● What you have to do
Rewrite the data from its first line through the line containing "point-99-th-percentile xyxy=(456,203,464,210)", inclusive, swapping "point-median" for "point-p50" and leaving everything else unchanged.

● Source data
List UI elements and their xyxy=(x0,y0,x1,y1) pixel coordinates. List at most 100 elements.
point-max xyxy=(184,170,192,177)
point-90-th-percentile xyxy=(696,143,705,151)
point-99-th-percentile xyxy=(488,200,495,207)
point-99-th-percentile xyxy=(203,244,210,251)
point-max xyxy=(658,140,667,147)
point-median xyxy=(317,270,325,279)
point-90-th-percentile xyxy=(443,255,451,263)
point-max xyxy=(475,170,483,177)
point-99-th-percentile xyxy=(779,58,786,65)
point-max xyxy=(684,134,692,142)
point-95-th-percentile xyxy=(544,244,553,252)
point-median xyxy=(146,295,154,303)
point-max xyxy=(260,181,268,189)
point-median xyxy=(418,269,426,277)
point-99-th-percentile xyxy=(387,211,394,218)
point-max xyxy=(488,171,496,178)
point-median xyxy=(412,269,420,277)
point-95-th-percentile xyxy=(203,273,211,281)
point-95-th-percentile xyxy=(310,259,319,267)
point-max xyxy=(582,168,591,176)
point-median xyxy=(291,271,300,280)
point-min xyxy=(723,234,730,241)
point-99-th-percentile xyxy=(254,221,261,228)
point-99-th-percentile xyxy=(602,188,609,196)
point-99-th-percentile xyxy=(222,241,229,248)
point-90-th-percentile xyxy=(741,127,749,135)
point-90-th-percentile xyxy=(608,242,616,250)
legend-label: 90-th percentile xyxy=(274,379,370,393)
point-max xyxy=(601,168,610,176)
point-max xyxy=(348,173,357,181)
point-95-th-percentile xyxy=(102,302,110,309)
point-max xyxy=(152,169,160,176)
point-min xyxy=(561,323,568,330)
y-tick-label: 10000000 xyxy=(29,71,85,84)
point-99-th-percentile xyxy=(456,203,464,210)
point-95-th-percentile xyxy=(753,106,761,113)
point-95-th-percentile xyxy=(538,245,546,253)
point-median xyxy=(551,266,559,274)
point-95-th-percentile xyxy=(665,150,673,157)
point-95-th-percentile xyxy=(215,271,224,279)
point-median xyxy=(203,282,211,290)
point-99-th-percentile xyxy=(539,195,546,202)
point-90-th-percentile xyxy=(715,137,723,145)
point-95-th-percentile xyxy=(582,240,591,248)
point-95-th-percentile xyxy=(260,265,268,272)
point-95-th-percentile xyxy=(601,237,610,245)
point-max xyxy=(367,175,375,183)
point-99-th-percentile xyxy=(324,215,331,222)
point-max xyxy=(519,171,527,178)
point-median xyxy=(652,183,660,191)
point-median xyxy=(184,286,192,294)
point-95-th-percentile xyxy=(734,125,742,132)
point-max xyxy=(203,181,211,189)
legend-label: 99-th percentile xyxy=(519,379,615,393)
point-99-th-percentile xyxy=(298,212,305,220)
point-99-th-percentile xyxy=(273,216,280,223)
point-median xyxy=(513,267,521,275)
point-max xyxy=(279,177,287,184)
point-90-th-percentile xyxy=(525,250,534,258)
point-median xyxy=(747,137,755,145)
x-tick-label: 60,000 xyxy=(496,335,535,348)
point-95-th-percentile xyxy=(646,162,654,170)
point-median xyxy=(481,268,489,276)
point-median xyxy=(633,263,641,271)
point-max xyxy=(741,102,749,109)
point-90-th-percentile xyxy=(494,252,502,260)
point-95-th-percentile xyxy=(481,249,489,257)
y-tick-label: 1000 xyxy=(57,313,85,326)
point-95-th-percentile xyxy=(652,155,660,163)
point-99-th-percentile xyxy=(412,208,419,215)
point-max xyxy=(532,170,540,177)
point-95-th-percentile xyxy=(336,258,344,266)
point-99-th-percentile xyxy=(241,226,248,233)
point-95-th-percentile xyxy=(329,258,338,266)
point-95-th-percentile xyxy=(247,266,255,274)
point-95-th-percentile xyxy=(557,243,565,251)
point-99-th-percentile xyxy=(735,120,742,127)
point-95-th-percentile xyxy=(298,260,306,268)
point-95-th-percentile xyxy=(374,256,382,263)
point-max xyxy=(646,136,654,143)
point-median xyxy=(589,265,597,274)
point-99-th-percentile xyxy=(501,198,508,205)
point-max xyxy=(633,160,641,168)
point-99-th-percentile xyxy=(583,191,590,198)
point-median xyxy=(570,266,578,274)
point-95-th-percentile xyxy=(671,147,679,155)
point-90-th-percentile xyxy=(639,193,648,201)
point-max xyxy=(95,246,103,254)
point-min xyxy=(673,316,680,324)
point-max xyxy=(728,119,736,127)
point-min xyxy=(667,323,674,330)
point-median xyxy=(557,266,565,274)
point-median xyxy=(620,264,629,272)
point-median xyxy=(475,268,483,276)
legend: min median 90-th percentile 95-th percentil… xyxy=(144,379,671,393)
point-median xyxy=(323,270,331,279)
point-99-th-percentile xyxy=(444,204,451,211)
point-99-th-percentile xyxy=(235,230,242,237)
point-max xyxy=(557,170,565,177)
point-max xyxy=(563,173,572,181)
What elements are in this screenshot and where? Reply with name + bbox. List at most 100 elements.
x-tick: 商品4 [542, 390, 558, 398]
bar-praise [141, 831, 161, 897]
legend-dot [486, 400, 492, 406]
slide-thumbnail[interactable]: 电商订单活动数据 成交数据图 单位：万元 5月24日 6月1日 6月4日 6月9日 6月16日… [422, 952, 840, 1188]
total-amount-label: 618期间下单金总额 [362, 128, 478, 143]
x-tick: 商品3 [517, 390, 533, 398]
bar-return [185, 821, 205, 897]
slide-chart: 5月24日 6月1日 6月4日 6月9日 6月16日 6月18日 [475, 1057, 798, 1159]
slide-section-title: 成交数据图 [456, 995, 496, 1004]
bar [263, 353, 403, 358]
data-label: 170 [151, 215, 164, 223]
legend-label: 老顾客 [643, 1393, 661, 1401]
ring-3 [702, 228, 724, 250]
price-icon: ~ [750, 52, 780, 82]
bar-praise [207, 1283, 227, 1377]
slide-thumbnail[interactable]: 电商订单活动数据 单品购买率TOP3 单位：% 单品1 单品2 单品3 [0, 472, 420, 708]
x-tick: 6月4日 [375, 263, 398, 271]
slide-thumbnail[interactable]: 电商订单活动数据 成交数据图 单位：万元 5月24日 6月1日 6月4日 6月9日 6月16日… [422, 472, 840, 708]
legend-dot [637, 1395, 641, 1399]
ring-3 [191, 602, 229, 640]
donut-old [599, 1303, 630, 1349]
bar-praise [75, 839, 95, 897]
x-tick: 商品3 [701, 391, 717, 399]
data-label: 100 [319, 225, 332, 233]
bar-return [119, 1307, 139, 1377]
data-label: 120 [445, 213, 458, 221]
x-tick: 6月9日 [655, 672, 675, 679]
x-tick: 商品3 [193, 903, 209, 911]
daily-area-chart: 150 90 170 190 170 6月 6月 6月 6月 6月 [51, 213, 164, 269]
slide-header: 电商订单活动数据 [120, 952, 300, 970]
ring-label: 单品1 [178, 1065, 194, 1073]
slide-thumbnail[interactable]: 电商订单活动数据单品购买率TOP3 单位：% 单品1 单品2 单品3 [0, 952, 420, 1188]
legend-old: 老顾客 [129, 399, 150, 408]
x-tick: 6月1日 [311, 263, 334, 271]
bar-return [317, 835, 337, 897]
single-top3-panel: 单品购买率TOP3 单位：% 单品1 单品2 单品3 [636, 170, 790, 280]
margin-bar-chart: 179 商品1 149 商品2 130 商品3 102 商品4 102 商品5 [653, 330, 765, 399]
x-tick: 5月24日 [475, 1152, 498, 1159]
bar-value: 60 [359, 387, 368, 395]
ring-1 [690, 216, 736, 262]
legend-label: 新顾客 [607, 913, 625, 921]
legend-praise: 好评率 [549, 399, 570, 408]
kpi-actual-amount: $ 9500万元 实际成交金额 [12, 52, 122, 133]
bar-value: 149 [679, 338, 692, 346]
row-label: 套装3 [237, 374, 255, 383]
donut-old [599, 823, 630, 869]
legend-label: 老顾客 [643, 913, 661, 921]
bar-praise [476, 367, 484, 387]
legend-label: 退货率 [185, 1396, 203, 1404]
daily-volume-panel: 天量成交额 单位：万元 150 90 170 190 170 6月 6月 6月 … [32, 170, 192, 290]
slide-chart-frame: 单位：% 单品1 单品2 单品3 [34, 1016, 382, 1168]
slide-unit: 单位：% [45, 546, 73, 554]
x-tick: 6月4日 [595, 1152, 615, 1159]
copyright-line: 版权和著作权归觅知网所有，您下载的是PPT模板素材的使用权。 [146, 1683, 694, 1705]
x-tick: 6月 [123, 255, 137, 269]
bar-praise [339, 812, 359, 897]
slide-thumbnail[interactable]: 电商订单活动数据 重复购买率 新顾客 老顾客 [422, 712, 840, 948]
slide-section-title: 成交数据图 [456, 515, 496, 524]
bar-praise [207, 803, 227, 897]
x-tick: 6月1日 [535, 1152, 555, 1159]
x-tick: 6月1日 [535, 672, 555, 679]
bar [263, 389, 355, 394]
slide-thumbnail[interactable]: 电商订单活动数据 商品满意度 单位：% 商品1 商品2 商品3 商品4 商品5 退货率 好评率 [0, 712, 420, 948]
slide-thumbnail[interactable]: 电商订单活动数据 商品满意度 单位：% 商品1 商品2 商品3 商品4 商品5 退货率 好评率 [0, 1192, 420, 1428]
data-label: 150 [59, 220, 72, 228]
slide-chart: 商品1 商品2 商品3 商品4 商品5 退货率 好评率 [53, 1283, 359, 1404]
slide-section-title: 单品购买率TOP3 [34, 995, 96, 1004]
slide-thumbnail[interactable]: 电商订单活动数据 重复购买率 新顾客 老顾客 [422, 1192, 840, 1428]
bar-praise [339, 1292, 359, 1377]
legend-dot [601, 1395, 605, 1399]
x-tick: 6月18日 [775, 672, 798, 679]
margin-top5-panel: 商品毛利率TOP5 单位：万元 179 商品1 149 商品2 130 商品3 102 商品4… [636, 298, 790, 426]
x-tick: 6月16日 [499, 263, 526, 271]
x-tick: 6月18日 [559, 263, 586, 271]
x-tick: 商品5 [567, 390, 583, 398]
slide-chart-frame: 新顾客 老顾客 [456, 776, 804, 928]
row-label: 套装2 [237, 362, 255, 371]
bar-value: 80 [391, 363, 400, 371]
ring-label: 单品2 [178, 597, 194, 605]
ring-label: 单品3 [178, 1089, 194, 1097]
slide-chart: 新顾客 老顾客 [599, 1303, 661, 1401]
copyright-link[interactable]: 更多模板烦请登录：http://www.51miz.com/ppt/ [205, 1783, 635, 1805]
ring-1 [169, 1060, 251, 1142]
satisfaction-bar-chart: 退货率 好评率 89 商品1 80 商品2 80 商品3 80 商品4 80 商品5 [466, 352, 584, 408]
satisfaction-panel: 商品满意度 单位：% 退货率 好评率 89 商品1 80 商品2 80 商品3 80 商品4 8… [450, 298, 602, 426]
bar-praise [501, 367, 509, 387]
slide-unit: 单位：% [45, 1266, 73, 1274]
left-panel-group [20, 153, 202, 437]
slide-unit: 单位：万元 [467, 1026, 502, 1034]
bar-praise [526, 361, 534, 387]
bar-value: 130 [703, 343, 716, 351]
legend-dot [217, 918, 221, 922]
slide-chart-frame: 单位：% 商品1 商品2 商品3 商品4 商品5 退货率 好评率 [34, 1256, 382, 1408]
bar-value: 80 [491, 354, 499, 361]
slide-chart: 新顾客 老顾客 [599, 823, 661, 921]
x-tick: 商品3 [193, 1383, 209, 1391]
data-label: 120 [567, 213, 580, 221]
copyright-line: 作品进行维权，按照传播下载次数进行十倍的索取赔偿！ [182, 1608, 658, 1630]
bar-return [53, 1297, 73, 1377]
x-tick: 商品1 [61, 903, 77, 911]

● Answer in full
List UI elements and their xyxy=(x0,y0,x1,y1) pixel coordinates. List at most 100 elements.
point-max xyxy=(184,170,192,177)
point-90-th-percentile xyxy=(696,143,705,151)
point-99-th-percentile xyxy=(488,200,495,207)
point-99-th-percentile xyxy=(203,244,210,251)
point-max xyxy=(658,140,667,147)
point-p50 xyxy=(317,270,325,279)
point-90-th-percentile xyxy=(443,255,451,263)
point-max xyxy=(475,170,483,177)
point-99-th-percentile xyxy=(779,58,786,65)
point-max xyxy=(684,134,692,142)
point-95-th-percentile xyxy=(544,244,553,252)
point-p50 xyxy=(146,295,154,303)
point-max xyxy=(260,181,268,189)
point-p50 xyxy=(418,269,426,277)
point-99-th-percentile xyxy=(387,211,394,218)
point-max xyxy=(488,171,496,178)
point-p50 xyxy=(412,269,420,277)
point-95-th-percentile xyxy=(203,273,211,281)
point-95-th-percentile xyxy=(310,259,319,267)
point-max xyxy=(582,168,591,176)
point-p50 xyxy=(291,271,300,280)
point-min xyxy=(723,234,730,241)
point-99-th-percentile xyxy=(254,221,261,228)
point-99-th-percentile xyxy=(602,188,609,196)
point-99-th-percentile xyxy=(222,241,229,248)
point-90-th-percentile xyxy=(741,127,749,135)
point-90-th-percentile xyxy=(608,242,616,250)
legend-label: 90-th percentile xyxy=(274,379,370,393)
point-max xyxy=(601,168,610,176)
point-max xyxy=(348,173,357,181)
point-95-th-percentile xyxy=(102,302,110,309)
point-max xyxy=(152,169,160,176)
point-min xyxy=(561,323,568,330)
y-tick-label: 10000000 xyxy=(29,71,85,84)
point-99-th-percentile xyxy=(456,203,464,210)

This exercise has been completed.